═══ Raw data

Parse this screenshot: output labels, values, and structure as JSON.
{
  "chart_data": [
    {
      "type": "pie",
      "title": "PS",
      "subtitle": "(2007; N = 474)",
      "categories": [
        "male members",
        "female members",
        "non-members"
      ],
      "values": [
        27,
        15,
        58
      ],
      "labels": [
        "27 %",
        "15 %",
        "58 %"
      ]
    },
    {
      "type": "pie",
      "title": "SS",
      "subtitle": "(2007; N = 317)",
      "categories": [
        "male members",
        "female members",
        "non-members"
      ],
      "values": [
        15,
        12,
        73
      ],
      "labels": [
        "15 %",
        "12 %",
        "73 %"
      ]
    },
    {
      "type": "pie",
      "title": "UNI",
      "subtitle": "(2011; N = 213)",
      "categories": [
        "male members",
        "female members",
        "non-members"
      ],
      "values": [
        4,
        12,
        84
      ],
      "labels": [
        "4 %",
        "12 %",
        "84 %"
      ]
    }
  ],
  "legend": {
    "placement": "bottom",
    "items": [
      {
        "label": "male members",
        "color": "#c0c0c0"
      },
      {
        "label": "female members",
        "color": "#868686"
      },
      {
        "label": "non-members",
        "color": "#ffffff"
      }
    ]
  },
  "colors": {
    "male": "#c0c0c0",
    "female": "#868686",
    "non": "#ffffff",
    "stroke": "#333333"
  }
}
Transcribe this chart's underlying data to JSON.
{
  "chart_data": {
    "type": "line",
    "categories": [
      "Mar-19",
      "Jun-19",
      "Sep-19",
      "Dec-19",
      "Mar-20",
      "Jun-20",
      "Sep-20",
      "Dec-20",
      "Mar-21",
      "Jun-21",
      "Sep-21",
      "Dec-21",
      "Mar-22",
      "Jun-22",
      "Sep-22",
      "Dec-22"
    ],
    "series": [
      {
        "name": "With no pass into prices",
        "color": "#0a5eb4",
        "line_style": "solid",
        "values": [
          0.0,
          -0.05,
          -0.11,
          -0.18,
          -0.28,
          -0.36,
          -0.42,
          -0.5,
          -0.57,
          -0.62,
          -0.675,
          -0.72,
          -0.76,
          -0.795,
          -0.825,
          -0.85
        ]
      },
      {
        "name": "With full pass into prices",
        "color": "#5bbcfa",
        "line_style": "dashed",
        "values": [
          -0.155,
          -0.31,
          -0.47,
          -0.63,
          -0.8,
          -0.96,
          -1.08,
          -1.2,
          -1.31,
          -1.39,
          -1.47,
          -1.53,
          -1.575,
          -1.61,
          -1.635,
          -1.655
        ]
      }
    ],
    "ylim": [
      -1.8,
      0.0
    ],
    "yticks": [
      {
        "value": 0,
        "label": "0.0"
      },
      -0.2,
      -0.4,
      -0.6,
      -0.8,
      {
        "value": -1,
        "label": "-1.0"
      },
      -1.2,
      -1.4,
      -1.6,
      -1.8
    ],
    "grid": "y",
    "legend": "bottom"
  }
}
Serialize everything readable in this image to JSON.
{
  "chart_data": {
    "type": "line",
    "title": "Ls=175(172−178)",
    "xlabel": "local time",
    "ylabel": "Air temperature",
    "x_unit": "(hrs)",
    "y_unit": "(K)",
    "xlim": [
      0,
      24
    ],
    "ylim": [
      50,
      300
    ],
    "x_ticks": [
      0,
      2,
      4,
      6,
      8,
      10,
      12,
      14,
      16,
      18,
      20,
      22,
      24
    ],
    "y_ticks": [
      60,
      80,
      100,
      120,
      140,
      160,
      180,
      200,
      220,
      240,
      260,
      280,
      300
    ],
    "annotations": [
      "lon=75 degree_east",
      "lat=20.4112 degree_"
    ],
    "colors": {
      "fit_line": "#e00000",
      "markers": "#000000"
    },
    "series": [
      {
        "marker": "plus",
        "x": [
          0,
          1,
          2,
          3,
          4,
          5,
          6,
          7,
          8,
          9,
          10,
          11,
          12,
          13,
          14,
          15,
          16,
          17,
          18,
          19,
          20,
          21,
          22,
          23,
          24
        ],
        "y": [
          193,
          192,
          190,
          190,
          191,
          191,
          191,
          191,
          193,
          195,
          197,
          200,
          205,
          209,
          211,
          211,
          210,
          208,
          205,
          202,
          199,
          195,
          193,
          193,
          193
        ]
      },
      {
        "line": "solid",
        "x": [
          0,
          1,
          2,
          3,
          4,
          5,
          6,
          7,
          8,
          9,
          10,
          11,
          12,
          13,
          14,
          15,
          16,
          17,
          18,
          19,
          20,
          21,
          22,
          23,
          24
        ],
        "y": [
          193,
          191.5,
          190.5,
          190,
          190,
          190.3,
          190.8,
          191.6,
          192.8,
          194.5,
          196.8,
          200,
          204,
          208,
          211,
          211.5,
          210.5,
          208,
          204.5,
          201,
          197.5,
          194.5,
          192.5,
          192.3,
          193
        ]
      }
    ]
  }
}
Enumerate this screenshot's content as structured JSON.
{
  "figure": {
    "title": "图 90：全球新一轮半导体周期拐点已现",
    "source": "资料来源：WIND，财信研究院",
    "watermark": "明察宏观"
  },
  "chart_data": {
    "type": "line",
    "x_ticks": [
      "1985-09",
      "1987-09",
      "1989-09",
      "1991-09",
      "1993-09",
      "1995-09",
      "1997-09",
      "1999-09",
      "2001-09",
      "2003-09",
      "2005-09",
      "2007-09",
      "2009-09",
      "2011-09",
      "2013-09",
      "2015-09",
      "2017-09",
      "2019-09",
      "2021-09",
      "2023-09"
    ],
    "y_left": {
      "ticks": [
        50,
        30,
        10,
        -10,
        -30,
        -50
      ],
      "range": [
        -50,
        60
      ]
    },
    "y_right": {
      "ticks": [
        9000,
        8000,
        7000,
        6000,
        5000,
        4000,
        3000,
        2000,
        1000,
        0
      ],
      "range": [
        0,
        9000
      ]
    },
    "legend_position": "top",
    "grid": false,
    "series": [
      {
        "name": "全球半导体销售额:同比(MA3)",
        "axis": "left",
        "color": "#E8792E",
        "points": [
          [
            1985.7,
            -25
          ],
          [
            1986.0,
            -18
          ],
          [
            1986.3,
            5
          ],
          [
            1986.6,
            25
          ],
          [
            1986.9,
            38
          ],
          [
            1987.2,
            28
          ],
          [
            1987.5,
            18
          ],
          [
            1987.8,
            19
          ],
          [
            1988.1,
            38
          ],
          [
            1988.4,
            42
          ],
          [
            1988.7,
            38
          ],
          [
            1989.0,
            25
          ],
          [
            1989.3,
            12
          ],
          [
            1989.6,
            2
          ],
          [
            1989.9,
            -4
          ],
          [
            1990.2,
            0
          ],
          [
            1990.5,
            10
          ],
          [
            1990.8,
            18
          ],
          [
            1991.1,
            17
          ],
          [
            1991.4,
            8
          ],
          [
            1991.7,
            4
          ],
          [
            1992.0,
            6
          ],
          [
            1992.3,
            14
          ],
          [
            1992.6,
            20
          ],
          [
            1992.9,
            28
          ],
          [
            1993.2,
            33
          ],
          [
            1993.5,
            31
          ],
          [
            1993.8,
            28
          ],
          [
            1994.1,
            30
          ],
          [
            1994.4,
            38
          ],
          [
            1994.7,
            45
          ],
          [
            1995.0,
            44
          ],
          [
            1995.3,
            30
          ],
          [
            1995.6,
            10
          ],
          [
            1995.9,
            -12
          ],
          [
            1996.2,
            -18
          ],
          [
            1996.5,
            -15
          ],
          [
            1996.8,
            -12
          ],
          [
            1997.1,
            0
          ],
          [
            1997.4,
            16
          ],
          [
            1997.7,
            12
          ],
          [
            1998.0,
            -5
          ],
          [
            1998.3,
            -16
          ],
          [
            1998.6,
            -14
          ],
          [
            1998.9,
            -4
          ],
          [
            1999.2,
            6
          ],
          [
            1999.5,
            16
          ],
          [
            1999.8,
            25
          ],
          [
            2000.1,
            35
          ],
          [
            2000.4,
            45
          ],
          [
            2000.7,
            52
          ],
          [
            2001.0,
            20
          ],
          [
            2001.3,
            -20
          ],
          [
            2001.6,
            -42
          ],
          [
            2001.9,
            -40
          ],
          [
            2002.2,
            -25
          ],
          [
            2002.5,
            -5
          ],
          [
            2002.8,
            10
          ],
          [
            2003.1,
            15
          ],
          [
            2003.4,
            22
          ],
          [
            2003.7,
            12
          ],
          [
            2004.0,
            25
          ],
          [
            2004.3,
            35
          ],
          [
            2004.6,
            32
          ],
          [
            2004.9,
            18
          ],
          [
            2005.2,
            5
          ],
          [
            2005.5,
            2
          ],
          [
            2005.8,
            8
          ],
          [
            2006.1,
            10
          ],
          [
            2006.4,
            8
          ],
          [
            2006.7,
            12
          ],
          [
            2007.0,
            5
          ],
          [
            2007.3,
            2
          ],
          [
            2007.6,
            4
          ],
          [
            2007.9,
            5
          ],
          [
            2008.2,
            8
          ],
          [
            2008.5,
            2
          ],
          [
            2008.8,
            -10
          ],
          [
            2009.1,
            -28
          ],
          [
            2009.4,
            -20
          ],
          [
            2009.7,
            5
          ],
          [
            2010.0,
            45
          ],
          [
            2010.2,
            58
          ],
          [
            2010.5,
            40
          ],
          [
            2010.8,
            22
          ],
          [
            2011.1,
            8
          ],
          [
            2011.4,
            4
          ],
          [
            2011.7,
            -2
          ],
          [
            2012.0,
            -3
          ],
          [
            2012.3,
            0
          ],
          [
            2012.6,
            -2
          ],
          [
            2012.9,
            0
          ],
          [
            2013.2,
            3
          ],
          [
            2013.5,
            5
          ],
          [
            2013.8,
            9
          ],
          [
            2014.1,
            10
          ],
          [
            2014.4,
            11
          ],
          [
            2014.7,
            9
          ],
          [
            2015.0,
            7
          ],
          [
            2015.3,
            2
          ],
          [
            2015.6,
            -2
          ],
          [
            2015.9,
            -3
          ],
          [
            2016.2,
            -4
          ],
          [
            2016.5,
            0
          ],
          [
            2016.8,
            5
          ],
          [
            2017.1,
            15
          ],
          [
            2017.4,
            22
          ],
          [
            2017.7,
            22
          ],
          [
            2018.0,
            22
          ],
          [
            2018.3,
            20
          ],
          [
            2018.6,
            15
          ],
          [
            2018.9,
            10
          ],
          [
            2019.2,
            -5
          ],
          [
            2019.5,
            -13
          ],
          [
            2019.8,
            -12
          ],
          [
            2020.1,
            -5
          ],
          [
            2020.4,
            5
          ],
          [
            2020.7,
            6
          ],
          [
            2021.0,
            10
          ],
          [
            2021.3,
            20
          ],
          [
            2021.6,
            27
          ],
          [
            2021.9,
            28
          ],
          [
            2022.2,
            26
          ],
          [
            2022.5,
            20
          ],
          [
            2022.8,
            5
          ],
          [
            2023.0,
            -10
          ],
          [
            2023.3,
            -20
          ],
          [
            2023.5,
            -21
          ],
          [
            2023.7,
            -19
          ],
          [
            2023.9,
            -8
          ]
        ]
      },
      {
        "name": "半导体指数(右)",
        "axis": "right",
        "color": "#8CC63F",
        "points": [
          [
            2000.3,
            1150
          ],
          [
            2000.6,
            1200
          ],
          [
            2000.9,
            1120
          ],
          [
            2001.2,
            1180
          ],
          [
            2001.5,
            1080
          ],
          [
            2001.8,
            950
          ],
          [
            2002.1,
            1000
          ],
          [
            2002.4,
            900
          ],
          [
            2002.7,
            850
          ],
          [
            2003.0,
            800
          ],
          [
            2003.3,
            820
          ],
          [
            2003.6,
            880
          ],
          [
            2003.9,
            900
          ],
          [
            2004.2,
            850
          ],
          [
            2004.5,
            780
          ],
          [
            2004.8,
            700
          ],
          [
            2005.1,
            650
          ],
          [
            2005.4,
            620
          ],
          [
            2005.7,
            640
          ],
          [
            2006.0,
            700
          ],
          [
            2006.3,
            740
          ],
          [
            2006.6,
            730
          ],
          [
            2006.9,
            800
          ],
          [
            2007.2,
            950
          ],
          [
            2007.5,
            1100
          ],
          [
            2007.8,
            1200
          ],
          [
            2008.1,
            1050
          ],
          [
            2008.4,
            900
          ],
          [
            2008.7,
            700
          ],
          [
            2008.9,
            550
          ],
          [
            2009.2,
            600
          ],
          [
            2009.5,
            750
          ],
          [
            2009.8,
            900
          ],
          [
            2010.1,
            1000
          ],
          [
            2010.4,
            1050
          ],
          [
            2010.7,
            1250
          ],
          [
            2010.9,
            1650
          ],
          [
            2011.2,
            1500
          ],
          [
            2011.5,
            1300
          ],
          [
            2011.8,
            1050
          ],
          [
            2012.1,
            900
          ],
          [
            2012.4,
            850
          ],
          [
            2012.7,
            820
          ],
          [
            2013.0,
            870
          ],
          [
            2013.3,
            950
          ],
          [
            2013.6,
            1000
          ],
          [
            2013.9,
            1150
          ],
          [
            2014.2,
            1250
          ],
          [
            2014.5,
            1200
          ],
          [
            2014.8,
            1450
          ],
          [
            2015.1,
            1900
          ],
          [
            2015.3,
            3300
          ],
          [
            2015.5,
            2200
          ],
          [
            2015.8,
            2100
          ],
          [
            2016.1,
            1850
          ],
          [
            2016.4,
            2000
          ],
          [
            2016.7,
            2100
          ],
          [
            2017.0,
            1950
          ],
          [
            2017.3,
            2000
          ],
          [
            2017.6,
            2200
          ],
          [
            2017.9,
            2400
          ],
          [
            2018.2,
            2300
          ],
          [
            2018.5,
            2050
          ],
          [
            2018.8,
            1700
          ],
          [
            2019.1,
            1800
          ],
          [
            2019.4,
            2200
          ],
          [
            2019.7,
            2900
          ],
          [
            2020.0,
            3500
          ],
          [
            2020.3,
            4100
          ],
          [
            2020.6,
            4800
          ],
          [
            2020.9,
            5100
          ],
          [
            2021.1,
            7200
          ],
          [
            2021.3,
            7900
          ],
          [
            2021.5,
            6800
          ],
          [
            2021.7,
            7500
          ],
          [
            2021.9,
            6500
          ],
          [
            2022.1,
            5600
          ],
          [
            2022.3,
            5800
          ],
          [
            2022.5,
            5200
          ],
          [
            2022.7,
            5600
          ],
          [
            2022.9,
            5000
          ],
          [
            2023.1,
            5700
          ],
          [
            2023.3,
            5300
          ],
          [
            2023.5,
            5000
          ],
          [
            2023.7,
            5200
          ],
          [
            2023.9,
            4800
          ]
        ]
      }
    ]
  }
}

══════

▸ **What you need to do**
The answer is the number of lines in the preceding material that hold "name"; write that number and nothing else.

▸ **Output**
4